→ What is needed: Check every line of the entries for "more", and copy the lines that hold it.

→ Dataset records:
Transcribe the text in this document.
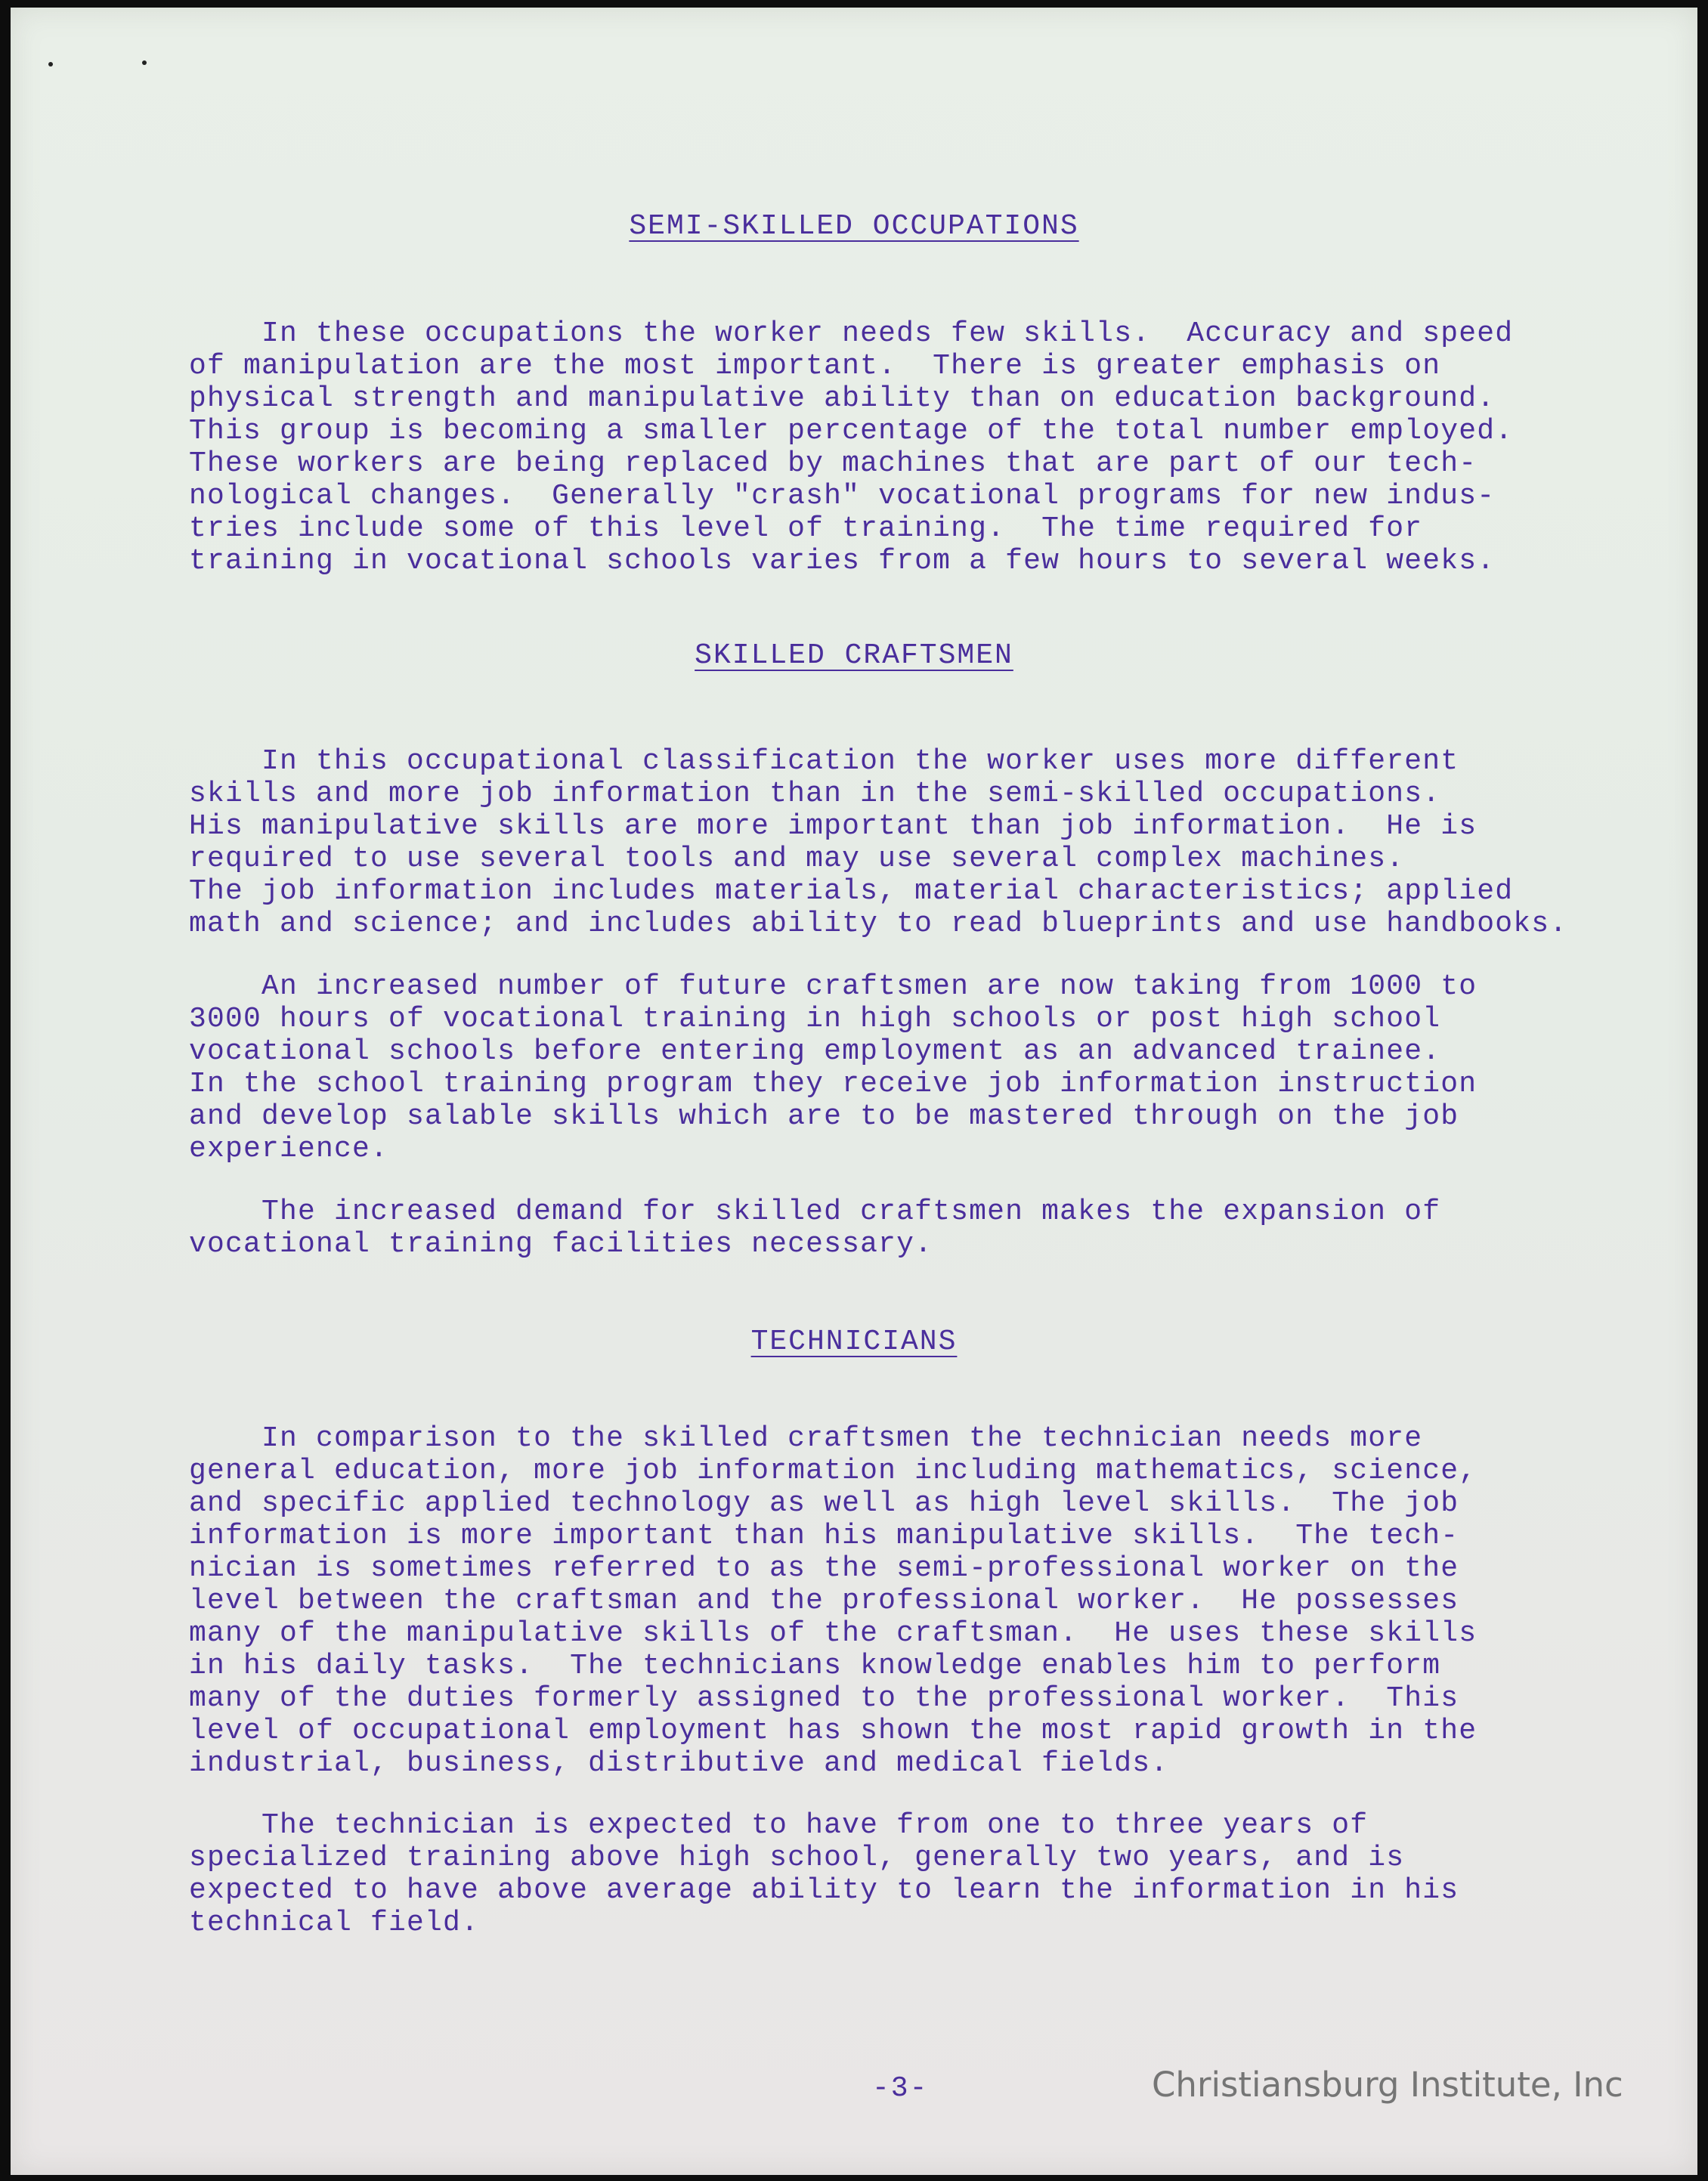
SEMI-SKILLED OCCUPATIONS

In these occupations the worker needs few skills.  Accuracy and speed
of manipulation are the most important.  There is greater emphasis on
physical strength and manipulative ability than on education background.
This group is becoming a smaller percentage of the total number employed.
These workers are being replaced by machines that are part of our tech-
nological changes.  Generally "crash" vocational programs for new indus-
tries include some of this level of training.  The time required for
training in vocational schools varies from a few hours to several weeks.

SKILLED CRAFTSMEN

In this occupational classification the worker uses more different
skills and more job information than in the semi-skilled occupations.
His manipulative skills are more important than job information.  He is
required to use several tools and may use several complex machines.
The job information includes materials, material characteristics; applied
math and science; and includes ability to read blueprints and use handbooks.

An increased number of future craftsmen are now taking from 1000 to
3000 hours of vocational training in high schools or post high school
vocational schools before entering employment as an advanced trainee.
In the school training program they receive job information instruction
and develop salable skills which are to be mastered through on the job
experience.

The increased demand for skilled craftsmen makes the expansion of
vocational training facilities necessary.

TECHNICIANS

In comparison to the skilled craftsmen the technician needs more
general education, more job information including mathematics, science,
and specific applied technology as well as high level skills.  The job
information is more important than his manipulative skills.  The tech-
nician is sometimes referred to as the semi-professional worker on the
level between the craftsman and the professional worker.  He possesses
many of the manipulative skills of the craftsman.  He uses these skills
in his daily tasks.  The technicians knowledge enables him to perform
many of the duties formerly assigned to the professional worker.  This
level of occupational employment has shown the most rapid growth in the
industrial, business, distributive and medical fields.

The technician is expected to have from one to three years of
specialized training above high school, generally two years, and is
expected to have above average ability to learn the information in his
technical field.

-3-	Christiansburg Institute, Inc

→ Finished exercise:
In this occupational classification the worker uses more different
skills and more job information than in the semi-skilled occupations.
His manipulative skills are more important than job information.  He is
In comparison to the skilled craftsmen the technician needs more
general education, more job information including mathematics, science,
information is more important than his manipulative skills.  The tech-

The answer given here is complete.